--- Begin PROVIDED INFORMATION ---

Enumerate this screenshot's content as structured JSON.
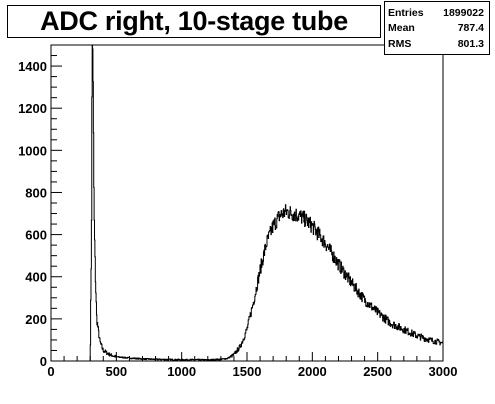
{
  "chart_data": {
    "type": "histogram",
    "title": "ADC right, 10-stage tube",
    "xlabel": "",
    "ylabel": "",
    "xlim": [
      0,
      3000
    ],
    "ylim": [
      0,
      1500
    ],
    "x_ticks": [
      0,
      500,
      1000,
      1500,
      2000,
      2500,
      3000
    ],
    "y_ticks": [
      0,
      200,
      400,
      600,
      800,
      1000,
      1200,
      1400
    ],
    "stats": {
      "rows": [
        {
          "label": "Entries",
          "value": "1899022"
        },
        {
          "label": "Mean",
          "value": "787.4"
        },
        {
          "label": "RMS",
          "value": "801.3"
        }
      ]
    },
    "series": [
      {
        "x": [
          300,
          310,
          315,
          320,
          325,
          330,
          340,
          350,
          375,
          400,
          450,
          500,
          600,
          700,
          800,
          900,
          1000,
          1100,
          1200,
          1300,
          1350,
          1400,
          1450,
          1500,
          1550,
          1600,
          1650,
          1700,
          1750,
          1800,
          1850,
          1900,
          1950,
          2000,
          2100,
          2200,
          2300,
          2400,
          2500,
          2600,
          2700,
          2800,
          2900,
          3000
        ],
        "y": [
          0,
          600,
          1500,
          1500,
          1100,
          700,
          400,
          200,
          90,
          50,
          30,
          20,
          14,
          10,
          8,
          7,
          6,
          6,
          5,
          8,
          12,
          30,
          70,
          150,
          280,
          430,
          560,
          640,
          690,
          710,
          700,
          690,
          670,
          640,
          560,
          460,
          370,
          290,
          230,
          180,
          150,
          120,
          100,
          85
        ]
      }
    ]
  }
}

--- End PROVIDED INFORMATION ---
--- Begin PROVIDED INFORMATION ---

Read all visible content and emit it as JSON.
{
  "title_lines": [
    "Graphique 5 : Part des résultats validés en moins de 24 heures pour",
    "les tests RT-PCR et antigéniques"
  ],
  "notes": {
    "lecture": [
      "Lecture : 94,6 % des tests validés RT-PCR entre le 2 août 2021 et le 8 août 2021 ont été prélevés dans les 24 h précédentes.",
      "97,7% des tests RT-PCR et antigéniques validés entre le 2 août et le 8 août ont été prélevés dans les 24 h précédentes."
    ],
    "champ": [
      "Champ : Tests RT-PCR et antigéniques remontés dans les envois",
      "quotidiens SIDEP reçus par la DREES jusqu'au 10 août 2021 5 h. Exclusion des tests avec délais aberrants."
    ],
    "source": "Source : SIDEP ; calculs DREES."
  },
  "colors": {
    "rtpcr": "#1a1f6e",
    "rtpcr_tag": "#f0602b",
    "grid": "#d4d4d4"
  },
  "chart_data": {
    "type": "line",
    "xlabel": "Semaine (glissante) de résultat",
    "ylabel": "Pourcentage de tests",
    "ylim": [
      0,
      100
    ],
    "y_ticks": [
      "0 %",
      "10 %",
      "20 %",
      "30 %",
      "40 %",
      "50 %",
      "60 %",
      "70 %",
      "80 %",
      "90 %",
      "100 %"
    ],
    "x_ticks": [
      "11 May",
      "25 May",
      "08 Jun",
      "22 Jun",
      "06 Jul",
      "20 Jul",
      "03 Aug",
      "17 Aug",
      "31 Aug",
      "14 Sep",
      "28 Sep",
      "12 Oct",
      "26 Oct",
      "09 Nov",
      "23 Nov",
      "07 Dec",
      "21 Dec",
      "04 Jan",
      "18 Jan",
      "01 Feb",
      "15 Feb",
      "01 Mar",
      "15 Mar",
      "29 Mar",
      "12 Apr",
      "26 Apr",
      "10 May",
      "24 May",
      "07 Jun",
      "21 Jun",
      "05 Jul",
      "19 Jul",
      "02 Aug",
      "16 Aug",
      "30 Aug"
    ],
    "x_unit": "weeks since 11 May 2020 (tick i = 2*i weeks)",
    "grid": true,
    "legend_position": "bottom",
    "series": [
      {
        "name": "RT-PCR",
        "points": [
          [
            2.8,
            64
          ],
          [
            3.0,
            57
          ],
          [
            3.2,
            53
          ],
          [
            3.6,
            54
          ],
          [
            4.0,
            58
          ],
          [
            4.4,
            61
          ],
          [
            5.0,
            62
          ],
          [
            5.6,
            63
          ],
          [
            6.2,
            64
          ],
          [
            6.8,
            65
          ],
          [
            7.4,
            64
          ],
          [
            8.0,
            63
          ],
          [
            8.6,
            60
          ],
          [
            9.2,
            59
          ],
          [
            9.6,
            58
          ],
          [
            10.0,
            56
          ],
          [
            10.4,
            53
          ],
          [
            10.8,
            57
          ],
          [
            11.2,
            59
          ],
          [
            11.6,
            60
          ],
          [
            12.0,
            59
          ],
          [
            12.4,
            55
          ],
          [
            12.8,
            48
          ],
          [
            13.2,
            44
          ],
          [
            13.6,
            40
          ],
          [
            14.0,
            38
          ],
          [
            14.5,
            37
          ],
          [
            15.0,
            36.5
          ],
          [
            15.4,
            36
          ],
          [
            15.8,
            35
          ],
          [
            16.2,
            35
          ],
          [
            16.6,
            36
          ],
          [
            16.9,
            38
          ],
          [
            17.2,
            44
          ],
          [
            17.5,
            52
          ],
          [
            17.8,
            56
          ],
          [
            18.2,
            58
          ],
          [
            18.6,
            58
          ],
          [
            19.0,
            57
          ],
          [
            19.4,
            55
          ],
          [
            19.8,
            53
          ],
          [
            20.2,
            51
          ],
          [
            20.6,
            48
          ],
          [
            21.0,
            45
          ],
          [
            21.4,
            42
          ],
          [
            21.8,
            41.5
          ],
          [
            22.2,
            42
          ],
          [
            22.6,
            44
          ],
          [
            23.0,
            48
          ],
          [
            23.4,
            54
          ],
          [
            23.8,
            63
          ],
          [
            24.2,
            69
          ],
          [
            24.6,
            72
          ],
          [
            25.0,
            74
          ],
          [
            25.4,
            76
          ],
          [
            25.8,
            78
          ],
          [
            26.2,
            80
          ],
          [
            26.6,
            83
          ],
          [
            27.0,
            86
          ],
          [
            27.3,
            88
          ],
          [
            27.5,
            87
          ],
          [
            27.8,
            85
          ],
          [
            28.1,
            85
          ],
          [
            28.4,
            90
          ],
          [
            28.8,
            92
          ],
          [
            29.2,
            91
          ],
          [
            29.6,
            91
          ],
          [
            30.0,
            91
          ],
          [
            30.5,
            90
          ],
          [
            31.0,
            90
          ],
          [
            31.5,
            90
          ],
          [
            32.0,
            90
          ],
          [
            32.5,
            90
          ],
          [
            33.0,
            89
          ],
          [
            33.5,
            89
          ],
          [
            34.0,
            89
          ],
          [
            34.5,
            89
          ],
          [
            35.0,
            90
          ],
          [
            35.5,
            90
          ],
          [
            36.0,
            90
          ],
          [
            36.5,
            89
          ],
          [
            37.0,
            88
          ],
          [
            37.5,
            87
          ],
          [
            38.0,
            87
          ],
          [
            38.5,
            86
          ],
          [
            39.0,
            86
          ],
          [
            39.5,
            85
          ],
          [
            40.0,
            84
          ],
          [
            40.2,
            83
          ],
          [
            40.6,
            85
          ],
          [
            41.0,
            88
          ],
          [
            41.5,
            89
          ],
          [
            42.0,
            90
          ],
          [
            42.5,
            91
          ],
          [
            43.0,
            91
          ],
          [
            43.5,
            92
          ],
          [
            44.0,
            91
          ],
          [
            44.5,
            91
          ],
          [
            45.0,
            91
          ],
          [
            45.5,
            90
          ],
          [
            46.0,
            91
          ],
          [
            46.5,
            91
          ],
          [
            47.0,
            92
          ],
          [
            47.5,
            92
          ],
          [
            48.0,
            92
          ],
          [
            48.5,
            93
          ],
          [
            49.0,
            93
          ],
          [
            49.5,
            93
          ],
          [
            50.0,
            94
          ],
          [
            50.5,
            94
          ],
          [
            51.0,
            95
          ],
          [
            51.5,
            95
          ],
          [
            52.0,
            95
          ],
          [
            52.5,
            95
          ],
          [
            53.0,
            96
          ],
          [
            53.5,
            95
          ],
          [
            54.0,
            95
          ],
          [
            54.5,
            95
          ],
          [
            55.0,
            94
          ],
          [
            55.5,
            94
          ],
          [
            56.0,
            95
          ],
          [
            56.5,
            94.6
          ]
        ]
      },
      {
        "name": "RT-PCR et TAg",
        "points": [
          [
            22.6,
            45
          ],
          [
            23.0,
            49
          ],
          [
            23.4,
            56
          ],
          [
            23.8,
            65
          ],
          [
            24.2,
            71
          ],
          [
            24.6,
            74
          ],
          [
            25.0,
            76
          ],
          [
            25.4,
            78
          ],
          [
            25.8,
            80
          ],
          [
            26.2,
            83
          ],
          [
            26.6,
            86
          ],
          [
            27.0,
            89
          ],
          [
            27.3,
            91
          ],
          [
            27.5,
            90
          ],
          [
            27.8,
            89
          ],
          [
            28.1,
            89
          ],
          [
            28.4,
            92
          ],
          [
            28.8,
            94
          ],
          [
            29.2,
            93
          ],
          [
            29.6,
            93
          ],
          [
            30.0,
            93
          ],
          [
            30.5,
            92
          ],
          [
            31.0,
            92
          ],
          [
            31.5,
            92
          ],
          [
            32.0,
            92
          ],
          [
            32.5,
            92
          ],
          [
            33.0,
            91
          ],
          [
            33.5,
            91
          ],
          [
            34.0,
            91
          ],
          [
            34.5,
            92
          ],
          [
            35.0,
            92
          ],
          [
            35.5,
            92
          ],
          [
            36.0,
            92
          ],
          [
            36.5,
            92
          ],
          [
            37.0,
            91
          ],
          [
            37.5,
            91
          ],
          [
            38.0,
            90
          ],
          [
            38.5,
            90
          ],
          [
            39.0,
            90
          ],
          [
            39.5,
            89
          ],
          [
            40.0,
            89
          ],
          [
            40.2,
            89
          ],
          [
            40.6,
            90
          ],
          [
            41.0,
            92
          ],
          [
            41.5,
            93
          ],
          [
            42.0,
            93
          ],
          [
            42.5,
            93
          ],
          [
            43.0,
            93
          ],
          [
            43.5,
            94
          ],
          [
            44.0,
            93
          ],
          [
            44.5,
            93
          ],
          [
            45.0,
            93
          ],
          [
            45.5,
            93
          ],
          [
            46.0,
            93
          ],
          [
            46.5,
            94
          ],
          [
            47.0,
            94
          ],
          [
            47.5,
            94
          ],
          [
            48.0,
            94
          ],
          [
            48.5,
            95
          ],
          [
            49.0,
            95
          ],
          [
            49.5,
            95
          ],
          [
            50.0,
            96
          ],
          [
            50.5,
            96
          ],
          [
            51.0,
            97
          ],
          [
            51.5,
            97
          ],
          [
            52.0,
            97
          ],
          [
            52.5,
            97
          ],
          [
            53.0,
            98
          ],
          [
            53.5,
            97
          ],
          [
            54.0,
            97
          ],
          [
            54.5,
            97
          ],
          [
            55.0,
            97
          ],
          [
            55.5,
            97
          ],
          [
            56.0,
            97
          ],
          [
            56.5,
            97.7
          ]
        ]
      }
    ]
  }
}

--- End PROVIDED INFORMATION ---

TO BE DONE: Go through the listing above and locate each line that holds the word "validés". Copy those lines.

FULL SOLUTION:
    "Graphique 5 : Part des résultats validés en moins de 24 heures pour",
      "Lecture : 94,6 % des tests validés RT-PCR entre le 2 août 2021 et le 8 août 2021 ont été prélevés dans les 24 h précédentes.",
      "97,7% des tests RT-PCR et antigéniques validés entre le 2 août et le 8 août ont été prélevés dans les 24 h précédentes."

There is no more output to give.